Identify each line holding the string "República" and copy it.
────────
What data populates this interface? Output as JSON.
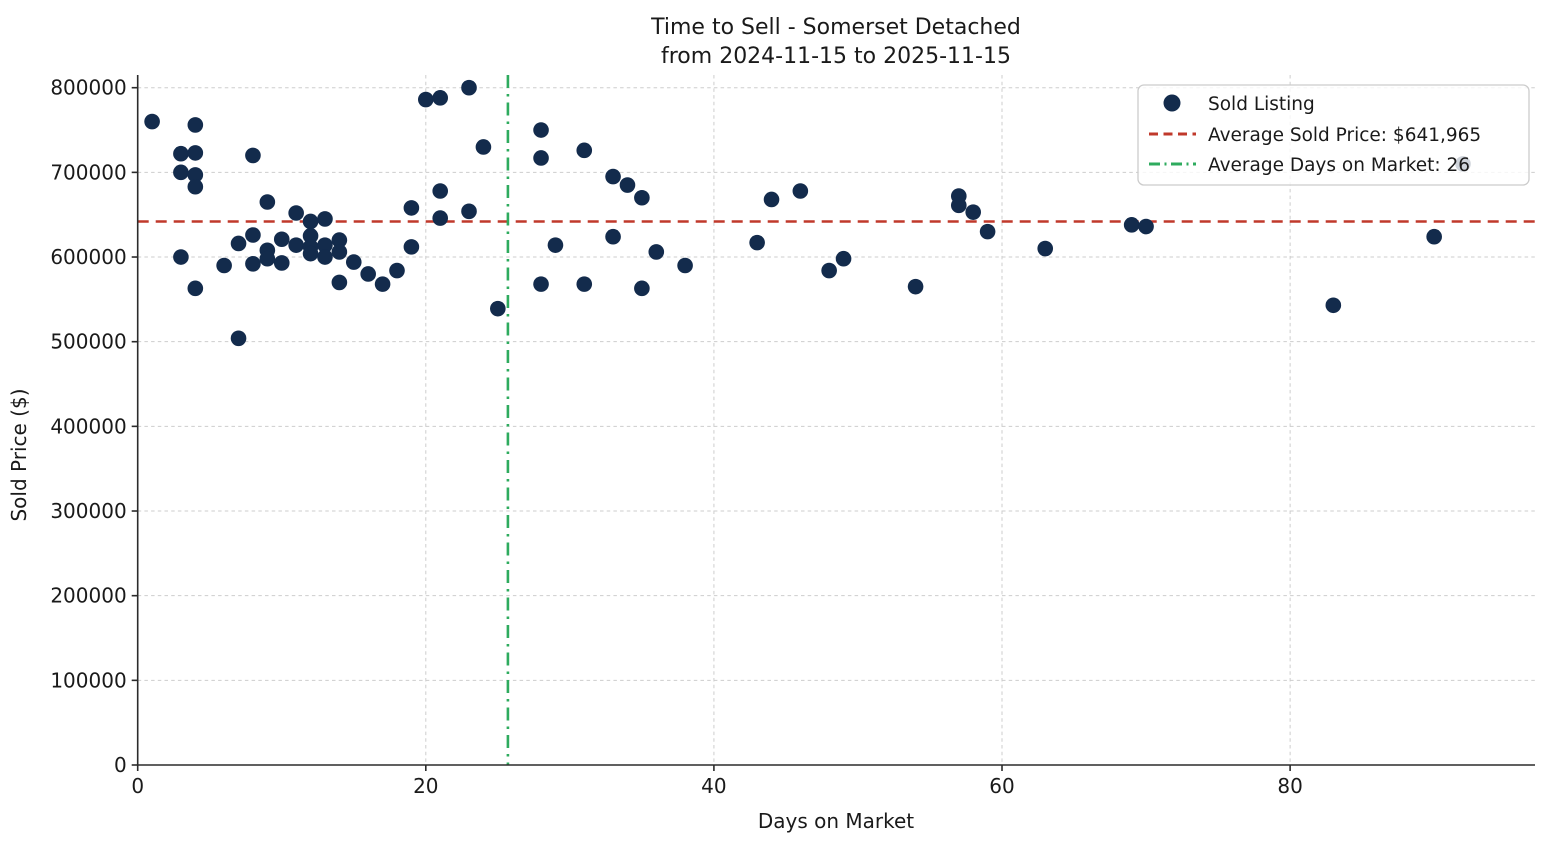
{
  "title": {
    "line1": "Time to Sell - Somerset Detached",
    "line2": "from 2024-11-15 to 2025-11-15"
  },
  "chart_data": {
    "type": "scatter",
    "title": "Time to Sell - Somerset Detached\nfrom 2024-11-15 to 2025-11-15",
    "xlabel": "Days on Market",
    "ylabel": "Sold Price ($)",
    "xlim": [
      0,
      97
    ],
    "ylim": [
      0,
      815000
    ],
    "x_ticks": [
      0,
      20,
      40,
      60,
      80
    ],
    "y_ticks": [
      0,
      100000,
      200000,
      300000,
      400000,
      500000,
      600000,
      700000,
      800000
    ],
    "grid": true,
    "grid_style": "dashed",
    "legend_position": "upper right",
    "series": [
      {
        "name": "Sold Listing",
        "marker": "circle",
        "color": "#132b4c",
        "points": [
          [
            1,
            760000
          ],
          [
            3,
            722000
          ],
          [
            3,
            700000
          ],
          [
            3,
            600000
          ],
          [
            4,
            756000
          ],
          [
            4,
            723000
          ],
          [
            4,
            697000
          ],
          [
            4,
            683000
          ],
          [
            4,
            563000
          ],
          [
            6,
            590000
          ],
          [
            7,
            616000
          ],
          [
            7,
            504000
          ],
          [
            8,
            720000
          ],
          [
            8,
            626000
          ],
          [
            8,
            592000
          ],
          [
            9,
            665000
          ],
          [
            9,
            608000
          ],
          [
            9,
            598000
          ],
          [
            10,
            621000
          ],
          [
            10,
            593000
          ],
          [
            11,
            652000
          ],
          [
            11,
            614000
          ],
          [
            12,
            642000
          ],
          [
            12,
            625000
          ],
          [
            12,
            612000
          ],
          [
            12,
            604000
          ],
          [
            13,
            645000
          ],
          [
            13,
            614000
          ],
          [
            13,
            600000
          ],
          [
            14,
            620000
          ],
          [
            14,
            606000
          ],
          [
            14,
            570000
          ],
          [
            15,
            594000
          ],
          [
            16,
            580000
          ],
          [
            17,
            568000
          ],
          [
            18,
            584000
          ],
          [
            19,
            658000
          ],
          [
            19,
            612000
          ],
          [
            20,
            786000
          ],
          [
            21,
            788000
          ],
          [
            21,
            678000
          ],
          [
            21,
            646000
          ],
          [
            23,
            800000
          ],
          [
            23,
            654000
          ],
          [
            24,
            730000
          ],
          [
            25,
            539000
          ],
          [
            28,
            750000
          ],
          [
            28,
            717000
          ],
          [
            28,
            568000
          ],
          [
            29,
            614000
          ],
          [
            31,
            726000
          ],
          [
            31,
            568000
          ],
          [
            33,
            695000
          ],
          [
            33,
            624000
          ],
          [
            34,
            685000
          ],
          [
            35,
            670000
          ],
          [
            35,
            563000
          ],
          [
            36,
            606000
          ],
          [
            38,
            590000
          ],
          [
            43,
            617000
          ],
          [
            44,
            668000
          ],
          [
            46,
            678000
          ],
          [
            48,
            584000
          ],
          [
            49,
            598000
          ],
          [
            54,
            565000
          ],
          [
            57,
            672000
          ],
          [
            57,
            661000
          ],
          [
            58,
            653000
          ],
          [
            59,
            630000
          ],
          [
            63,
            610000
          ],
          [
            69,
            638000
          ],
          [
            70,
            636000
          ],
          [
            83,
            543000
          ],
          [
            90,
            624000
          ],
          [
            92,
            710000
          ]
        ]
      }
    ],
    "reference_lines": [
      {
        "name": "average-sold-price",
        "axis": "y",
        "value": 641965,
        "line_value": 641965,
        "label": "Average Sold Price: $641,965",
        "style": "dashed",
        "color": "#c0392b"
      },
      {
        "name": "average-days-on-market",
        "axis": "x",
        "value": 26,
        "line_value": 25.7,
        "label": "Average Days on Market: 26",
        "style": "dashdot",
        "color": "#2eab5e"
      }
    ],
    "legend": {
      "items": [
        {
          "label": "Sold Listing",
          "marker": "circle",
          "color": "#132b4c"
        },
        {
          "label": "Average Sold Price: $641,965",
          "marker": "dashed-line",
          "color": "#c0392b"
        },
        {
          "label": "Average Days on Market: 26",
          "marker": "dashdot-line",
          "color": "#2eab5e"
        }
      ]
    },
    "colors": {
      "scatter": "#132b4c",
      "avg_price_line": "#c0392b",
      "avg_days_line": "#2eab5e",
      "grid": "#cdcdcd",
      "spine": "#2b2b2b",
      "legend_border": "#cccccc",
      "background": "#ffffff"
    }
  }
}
────────
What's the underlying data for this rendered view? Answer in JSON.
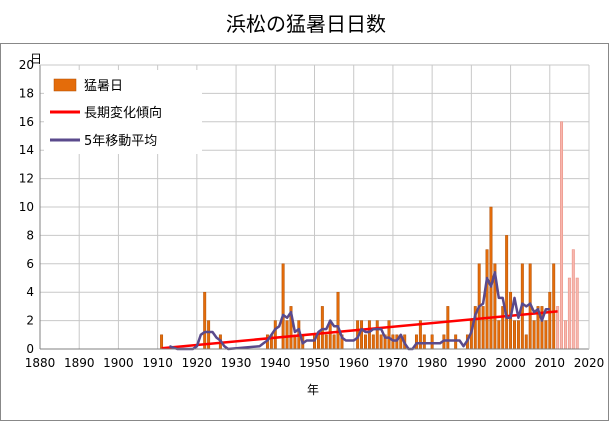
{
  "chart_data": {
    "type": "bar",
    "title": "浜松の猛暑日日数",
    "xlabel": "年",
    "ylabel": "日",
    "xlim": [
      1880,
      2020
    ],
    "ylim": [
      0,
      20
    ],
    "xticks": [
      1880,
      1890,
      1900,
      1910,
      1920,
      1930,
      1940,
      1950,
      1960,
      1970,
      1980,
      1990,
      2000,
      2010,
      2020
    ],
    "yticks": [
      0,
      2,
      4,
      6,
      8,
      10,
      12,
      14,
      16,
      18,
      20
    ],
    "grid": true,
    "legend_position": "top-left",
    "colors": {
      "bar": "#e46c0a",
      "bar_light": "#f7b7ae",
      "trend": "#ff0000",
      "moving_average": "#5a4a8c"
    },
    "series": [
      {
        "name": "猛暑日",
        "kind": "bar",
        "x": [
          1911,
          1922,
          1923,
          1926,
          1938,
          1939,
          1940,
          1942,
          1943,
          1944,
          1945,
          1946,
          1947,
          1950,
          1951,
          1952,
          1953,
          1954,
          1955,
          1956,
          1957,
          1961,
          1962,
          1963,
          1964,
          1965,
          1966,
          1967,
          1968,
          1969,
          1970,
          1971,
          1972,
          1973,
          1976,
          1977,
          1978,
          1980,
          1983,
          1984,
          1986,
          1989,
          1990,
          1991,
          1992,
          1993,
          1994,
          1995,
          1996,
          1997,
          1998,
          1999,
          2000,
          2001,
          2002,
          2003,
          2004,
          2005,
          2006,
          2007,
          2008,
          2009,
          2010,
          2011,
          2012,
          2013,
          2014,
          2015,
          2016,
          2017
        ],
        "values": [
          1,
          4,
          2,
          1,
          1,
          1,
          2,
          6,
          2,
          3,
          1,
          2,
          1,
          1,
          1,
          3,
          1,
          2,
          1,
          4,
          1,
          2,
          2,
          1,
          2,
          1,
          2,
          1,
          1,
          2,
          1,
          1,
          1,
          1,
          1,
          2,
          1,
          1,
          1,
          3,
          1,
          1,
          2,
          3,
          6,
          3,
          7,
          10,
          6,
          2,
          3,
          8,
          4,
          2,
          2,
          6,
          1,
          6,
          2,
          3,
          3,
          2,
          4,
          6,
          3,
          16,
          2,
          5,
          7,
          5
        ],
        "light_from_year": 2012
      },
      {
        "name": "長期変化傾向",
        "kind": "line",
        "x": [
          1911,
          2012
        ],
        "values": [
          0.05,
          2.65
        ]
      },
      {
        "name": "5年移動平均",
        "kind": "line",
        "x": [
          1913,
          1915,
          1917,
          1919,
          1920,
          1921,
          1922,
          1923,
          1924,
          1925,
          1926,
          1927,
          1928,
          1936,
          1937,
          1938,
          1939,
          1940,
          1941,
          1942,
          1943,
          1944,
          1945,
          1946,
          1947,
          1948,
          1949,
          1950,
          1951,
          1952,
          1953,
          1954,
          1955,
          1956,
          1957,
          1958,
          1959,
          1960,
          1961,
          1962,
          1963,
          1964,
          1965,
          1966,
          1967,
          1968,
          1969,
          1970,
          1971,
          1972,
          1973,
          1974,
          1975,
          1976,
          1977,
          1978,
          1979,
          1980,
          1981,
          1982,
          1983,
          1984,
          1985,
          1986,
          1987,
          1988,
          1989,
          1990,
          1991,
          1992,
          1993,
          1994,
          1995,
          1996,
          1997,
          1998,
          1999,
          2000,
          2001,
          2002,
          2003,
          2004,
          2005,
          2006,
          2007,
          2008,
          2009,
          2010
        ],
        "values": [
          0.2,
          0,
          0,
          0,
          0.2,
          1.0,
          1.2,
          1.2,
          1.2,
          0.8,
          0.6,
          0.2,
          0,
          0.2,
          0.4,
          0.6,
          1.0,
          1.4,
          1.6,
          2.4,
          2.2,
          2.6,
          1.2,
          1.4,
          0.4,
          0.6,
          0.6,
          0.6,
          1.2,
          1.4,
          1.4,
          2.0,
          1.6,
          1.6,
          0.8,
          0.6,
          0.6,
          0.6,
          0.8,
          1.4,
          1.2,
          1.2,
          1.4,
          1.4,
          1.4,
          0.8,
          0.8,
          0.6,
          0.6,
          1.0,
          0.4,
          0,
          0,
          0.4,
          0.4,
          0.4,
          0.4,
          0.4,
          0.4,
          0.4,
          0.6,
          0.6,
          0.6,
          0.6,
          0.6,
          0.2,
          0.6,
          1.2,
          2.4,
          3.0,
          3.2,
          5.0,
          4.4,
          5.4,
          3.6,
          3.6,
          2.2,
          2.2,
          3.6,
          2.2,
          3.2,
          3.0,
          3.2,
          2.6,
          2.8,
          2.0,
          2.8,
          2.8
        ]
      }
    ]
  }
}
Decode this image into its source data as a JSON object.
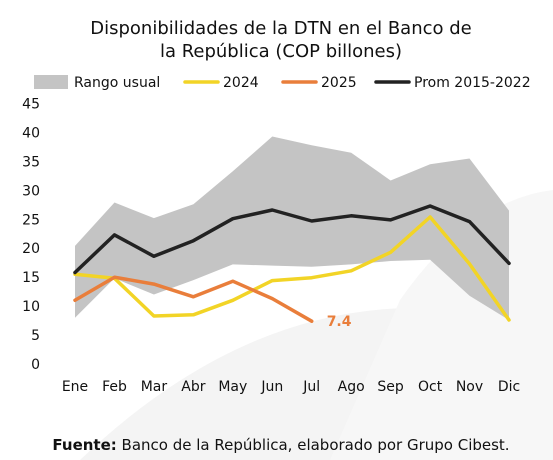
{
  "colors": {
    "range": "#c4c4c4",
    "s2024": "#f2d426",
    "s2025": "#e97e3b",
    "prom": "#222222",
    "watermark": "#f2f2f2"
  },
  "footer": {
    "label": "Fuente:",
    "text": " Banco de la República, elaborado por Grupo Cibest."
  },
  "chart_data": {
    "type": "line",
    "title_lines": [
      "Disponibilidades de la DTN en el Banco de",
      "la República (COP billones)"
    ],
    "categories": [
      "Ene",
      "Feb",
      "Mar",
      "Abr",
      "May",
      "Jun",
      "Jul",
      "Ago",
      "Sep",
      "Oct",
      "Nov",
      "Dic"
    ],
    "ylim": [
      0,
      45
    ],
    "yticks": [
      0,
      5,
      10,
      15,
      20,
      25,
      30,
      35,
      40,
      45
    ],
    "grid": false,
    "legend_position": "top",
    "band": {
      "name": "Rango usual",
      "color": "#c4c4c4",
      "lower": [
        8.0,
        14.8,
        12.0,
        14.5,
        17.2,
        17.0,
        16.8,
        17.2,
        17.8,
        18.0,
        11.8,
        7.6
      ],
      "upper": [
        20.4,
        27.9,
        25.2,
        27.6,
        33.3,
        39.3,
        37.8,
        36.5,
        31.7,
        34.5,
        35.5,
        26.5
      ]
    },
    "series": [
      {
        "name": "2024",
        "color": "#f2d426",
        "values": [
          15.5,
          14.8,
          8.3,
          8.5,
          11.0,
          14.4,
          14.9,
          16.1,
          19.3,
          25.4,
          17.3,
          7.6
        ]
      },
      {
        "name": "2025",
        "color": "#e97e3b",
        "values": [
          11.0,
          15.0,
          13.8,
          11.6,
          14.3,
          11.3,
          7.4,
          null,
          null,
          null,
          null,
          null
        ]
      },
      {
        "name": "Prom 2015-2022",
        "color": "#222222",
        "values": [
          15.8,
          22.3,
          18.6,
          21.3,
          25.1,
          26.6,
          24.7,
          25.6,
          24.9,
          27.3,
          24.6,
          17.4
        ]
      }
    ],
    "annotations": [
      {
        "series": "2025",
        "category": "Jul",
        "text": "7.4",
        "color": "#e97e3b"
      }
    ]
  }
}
────────
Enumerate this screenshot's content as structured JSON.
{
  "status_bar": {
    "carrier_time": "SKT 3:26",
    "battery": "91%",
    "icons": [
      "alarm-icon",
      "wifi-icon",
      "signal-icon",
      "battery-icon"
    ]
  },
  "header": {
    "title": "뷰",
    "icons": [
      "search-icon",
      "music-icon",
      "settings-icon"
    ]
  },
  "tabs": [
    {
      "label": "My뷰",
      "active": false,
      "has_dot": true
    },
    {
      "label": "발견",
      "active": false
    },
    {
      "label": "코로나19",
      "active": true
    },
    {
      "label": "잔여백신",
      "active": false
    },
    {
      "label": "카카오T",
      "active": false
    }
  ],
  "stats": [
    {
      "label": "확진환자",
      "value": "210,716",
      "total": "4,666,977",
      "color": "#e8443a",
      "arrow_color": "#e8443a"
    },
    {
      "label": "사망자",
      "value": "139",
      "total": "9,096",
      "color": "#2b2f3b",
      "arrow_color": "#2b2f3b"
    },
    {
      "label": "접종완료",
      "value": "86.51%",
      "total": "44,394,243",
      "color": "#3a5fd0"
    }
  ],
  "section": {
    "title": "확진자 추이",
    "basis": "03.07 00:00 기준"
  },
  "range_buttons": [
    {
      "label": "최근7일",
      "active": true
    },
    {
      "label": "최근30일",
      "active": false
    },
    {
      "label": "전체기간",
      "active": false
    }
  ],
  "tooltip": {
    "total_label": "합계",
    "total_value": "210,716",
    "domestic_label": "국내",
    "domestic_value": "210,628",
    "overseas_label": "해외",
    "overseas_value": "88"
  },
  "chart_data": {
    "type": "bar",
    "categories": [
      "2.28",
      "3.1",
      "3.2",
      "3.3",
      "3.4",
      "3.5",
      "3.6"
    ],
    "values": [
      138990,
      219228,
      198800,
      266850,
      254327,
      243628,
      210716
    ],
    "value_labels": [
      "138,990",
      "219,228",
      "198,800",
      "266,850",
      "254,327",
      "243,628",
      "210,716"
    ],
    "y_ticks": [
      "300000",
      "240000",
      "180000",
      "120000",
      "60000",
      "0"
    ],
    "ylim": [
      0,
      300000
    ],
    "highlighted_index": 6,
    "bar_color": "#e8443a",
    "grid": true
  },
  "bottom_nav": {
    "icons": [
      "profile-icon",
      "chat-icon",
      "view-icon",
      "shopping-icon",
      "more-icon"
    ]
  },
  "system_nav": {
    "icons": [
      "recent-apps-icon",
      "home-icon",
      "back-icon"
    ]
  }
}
────────
- Solved problem:
    "text": " Banco de la República, elaborado por Grupo Cibest."
      "la República (COP billones)"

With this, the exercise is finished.